___ ENTRIES SUPPLIED ___

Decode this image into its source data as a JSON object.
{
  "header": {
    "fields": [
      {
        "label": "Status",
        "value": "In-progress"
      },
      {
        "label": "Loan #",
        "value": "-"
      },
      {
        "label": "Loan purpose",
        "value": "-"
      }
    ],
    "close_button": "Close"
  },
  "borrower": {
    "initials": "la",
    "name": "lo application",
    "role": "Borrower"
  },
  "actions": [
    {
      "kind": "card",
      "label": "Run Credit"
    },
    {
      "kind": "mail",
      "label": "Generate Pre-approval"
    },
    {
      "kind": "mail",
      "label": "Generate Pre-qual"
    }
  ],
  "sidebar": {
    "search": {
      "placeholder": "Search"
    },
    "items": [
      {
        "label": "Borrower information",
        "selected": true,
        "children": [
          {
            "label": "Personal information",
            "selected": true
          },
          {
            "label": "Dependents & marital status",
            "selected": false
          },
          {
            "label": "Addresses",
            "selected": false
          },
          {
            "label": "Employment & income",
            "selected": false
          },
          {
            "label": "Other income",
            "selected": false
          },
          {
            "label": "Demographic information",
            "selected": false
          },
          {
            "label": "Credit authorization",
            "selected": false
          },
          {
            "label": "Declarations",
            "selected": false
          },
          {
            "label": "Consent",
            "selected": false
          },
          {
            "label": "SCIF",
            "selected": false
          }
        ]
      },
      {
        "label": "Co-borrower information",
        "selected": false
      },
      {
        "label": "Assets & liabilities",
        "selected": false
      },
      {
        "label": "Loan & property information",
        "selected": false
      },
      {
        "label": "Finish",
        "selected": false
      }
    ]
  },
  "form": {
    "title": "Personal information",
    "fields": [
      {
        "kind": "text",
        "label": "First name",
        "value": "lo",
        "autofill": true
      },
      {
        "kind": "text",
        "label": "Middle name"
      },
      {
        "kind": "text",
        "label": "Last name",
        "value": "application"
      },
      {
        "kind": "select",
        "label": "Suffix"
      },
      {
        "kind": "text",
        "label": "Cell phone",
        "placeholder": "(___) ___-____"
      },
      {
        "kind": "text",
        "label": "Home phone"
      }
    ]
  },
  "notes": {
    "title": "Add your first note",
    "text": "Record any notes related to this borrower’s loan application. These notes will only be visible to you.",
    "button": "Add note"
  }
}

___

EXERCISE BRIEF:
Copy down every line of the material above that includes the string "information".

TASK SOLUTION:
        "label": "Borrower information",
            "label": "Personal information",
            "label": "Demographic information",
        "label": "Co-borrower information",
        "label": "Loan & property information",
    "title": "Personal information",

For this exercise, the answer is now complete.